* _What you need to do_:
Copy each entry as it stands, leaving nothing out.

* _Given records_:
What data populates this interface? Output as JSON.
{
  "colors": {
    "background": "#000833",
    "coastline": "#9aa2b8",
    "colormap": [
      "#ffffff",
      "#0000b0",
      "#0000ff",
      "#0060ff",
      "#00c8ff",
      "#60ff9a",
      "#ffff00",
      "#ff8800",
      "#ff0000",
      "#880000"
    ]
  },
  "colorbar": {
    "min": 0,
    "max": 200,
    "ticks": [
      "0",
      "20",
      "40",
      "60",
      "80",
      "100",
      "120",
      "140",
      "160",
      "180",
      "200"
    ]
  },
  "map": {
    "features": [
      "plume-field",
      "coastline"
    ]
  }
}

* _Reply_:
What data populates this interface? Output as JSON.
{
  "colors": {
    "background": "#000833",
    "coastline": "#9aa2b8",
    "colormap": [
      "#ffffff",
      "#0000b0",
      "#0000ff",
      "#0060ff",
      "#00c8ff",
      "#60ff9a",
      "#ffff00",
      "#ff8800",
      "#ff0000",
      "#880000"
    ]
  },
  "colorbar": {
    "min": 0,
    "max": 200,
    "ticks": [
      "0",
      "20",
      "40",
      "60",
      "80",
      "100",
      "120",
      "140",
      "160",
      "180",
      "200"
    ]
  },
  "map": {
    "features": [
      "plume-field",
      "coastline"
    ]
  }
}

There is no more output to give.